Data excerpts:
· · · · · · ·

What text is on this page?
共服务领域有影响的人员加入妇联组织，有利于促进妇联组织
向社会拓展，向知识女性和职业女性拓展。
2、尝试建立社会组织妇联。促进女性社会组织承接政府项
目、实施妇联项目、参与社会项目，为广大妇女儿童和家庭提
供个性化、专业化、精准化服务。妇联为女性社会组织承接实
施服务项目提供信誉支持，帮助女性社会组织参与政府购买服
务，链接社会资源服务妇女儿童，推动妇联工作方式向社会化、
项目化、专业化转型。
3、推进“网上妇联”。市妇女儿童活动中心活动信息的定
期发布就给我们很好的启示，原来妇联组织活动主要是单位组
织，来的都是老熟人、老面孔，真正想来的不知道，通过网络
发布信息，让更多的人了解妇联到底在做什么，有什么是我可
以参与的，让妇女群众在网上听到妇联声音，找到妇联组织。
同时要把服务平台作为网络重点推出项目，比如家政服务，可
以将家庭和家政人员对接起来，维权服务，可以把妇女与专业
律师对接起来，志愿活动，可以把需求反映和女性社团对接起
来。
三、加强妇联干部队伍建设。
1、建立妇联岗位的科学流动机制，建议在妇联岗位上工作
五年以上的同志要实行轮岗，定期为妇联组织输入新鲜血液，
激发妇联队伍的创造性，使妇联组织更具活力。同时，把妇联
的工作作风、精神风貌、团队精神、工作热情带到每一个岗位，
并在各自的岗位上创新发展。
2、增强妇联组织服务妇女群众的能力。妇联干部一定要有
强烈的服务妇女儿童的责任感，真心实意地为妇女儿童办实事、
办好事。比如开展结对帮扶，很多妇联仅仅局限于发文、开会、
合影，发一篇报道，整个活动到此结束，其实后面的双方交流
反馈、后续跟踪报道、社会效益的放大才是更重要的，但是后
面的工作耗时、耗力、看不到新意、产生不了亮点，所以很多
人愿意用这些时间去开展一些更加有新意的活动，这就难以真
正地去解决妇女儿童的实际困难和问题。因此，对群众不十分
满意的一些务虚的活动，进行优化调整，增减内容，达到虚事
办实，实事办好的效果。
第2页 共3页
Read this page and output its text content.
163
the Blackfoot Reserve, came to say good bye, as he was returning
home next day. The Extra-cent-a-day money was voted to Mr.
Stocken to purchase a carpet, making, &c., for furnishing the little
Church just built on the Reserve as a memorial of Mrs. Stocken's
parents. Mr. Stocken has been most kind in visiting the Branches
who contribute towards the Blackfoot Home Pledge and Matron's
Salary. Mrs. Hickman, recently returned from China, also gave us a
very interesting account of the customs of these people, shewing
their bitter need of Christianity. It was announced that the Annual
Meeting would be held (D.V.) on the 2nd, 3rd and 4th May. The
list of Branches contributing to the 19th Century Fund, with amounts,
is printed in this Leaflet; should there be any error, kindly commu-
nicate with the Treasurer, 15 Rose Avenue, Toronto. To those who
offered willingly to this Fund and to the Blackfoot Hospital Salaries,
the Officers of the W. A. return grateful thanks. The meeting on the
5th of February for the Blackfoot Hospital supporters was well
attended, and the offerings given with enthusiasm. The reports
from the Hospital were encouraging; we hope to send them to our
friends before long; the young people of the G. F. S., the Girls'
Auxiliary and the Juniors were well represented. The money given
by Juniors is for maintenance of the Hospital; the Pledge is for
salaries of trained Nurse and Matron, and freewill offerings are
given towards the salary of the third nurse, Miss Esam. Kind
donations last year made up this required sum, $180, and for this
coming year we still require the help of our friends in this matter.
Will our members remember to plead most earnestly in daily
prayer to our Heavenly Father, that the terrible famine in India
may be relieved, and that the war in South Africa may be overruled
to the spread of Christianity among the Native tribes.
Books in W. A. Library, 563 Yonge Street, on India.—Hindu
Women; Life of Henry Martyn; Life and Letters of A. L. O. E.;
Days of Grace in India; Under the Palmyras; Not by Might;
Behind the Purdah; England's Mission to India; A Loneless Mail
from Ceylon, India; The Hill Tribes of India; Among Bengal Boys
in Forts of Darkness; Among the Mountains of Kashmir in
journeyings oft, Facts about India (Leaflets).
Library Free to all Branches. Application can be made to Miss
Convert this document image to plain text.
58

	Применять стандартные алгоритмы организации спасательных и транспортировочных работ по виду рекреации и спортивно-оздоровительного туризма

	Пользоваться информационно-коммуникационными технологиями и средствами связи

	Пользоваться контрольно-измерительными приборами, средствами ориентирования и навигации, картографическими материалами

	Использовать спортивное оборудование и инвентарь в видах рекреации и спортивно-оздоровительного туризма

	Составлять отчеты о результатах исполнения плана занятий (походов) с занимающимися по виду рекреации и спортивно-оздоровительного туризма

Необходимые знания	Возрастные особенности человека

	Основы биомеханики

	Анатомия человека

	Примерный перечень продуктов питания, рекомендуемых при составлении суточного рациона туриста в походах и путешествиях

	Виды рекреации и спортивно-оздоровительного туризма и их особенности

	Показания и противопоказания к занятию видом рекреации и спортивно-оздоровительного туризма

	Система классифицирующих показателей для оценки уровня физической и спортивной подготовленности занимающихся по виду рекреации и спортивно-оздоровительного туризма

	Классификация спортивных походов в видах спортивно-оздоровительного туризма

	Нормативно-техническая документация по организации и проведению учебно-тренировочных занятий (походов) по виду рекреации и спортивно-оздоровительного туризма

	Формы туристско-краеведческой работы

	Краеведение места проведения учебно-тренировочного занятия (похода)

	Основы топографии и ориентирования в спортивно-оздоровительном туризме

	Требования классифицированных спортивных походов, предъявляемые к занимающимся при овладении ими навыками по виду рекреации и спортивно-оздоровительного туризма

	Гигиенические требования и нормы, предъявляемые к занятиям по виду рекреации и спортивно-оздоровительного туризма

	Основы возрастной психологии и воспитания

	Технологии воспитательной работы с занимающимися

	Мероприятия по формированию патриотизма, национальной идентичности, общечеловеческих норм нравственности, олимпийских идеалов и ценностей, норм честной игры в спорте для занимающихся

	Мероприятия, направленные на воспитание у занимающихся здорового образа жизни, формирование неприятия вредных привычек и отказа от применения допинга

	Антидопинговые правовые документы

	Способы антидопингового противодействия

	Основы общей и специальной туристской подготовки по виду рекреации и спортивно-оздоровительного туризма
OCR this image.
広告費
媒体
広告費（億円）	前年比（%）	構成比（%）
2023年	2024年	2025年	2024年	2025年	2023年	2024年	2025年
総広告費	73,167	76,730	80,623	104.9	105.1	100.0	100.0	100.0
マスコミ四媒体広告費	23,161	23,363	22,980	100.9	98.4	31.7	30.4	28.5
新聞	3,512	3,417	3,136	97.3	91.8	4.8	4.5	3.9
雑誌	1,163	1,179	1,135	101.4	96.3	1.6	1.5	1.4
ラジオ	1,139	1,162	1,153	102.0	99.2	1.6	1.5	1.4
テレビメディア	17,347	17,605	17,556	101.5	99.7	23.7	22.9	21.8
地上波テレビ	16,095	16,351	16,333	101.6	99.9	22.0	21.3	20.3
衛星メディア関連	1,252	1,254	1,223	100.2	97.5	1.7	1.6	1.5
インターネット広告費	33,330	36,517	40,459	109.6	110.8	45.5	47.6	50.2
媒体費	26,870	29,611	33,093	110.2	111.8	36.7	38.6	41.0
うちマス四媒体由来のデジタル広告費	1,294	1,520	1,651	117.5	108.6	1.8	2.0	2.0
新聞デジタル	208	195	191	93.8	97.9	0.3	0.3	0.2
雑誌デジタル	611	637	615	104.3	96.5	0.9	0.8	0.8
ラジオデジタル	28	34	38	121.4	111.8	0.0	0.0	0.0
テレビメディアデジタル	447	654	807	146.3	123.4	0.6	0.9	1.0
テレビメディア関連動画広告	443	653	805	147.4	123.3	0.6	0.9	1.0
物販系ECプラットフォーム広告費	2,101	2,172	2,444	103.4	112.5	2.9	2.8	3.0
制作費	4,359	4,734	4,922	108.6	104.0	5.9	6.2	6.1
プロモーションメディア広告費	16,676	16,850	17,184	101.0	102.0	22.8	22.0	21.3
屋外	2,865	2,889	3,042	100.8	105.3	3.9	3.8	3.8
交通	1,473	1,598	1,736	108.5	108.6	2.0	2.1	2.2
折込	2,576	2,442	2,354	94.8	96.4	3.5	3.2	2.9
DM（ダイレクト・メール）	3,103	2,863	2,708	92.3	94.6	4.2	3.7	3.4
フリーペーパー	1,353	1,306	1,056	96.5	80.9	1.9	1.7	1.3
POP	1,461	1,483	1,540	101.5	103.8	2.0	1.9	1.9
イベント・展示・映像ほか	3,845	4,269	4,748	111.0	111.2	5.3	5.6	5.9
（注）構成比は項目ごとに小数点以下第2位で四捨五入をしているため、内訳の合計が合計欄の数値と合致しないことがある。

· · · · · · ·

List every line from the entries above in which "занятий" appears.

■ TASK RESPONSE ■
	Составлять отчеты о результатах исполнения плана занятий (походов) с занимающимися по виду рекреации и спортивно-оздоровительного туризма
	Нормативно-техническая документация по организации и проведению учебно-тренировочных занятий (походов) по виду рекреации и спортивно-оздоровительного туризма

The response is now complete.